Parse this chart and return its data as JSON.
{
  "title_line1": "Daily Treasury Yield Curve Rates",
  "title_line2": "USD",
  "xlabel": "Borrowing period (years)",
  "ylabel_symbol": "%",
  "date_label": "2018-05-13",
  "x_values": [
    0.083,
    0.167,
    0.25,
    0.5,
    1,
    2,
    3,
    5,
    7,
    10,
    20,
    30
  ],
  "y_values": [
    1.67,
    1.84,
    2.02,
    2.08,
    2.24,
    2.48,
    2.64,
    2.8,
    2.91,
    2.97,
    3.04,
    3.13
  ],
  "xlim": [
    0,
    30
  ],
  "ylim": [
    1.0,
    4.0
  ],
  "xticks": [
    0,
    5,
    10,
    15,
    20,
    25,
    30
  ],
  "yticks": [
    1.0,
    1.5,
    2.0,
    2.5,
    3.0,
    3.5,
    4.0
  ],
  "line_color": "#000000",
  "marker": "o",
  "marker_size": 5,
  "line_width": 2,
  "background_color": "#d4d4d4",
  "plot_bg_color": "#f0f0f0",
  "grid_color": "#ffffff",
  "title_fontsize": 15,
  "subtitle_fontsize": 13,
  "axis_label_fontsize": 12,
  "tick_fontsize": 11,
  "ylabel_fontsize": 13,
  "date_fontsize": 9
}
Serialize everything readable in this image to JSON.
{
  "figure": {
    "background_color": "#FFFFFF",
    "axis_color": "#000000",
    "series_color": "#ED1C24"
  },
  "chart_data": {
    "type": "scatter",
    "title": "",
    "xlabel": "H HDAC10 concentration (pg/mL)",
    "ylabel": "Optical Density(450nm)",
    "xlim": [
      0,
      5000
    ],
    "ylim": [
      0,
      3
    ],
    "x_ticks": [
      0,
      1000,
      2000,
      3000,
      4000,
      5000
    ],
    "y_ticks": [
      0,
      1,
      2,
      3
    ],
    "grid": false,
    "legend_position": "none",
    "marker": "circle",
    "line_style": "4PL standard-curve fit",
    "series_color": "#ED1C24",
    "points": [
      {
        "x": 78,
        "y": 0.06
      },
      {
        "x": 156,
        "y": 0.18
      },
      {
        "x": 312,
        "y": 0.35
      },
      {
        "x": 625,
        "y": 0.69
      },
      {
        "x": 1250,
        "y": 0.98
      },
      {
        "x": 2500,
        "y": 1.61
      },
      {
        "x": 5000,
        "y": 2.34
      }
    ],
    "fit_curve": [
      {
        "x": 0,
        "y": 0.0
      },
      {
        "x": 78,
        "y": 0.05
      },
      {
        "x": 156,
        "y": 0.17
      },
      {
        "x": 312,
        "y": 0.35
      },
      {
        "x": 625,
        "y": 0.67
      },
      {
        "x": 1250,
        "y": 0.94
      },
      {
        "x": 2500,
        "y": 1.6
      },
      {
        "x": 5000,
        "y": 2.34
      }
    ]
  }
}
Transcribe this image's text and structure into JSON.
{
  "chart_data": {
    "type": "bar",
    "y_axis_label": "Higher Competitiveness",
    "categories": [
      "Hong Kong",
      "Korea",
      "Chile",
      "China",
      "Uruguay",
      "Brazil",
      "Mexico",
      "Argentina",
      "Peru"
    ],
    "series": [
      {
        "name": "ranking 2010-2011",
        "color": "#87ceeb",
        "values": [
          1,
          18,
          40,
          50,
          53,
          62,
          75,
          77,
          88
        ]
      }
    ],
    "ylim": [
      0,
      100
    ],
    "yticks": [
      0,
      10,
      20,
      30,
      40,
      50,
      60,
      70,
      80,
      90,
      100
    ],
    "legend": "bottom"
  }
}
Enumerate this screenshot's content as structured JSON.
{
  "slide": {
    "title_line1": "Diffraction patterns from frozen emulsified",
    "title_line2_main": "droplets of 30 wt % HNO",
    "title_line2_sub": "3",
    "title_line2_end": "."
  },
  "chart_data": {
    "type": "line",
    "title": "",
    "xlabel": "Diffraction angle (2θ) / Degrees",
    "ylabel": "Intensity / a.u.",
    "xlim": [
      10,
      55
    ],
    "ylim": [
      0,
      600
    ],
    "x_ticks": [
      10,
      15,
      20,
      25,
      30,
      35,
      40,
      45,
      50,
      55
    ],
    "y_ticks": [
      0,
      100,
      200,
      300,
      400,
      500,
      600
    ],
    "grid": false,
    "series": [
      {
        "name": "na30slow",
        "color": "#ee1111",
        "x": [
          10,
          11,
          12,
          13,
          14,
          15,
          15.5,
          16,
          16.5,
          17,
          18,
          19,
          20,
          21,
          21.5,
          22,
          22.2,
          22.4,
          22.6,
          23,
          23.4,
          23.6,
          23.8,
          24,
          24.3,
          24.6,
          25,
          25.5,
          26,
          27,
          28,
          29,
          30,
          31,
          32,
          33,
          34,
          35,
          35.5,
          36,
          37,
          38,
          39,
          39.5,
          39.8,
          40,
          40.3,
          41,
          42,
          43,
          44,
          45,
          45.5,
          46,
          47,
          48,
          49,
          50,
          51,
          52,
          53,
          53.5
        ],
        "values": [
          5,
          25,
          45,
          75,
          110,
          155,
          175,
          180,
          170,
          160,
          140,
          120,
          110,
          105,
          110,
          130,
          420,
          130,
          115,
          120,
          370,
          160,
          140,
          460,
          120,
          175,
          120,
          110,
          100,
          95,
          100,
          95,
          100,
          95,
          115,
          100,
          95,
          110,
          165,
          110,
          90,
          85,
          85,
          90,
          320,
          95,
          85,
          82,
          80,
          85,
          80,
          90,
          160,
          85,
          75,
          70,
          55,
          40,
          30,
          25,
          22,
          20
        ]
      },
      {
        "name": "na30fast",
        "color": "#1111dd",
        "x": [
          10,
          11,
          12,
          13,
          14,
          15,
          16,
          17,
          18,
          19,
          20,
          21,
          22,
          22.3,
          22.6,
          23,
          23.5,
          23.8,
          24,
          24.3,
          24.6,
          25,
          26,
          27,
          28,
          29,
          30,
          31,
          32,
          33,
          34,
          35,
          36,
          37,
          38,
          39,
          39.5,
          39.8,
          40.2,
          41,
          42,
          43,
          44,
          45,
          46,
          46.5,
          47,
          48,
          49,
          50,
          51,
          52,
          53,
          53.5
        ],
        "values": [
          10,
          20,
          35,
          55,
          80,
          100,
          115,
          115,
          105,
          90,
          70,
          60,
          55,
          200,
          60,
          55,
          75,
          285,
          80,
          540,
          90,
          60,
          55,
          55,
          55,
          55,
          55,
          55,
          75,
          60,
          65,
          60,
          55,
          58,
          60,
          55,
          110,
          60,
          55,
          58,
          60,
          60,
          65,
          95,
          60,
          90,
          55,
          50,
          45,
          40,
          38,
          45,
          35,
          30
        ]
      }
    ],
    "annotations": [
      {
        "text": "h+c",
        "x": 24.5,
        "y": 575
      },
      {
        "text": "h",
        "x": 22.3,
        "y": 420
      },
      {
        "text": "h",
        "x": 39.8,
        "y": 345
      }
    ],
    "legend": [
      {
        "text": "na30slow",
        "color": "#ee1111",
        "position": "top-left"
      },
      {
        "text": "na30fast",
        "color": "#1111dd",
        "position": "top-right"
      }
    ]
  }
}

■ Your instructions
Scan the material for lines with the word "name", and copy each line you find.

■ Response below
        "name": "ranking 2010-2011",
        "name": "na30slow",
        "name": "na30fast",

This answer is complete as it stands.